§ **Do this**
Using the material that follows, identify and copy each line with the string "tahak".

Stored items
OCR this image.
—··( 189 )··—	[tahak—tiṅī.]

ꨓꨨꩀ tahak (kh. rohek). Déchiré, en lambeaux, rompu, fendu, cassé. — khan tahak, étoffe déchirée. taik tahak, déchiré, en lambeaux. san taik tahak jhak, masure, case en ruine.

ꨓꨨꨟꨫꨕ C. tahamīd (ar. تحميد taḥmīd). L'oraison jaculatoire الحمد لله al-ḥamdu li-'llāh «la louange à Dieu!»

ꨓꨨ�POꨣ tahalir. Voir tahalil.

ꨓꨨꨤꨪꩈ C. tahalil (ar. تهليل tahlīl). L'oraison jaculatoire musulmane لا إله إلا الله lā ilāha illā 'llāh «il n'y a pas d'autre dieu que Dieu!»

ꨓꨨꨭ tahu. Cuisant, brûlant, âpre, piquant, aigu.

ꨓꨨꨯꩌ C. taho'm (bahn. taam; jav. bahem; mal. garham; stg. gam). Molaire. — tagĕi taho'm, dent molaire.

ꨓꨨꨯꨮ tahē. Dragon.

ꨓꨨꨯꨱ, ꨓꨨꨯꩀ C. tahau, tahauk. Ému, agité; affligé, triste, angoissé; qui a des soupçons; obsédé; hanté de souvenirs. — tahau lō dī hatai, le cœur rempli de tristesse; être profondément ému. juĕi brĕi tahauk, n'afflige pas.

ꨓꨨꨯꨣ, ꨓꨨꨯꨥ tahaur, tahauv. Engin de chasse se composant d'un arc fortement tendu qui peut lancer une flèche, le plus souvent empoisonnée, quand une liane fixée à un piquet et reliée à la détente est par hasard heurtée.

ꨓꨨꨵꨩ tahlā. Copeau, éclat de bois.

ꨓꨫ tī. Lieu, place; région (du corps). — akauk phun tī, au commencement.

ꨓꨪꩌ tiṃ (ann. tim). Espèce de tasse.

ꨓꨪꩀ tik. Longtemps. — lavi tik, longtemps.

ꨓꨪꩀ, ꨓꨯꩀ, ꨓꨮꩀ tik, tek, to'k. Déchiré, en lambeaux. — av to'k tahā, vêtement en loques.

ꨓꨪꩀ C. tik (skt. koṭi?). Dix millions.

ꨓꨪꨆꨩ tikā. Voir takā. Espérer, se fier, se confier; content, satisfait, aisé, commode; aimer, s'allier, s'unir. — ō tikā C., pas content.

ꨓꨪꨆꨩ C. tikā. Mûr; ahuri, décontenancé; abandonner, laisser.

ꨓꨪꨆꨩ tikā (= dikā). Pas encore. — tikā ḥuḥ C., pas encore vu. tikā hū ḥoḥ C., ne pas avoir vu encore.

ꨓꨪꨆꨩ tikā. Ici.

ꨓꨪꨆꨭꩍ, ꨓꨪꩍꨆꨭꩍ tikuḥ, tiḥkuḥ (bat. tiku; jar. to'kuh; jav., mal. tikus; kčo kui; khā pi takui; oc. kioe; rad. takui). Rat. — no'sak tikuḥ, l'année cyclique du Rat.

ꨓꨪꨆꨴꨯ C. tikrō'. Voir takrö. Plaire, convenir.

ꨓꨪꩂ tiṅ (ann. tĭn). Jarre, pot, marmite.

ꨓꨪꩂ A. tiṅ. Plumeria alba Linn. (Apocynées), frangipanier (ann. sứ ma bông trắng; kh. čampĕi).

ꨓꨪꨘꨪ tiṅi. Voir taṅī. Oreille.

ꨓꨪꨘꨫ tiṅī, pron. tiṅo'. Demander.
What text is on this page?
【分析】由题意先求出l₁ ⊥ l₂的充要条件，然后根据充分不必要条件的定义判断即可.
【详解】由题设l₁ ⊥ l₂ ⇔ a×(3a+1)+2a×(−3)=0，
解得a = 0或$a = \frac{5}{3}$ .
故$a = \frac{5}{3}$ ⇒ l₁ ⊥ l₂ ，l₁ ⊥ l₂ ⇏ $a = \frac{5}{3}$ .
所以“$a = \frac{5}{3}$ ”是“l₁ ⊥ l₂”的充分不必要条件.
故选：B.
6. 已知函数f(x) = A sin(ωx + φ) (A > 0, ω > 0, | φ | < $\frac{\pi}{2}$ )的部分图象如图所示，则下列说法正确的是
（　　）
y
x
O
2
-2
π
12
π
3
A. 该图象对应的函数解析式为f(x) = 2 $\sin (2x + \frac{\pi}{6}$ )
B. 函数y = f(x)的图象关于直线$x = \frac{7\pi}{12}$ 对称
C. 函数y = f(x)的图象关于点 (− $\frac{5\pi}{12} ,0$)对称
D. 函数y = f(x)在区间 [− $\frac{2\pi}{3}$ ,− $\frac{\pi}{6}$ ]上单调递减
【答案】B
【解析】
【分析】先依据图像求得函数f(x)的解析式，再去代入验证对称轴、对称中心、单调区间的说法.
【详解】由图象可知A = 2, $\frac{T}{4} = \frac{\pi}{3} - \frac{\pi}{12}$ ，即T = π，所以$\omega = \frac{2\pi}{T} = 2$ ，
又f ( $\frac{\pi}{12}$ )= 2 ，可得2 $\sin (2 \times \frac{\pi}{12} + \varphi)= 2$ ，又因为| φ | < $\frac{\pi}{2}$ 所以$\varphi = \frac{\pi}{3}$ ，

§ **Task result**
—··( 189 )··—	[tahak—tiṅī.]
ꨓꨨꩀ tahak (kh. rohek). Déchiré, en lambeaux, rompu, fendu, cassé. — khan tahak, étoffe déchirée. taik tahak, déchiré, en lambeaux. san taik tahak jhak, masure, case en ruine.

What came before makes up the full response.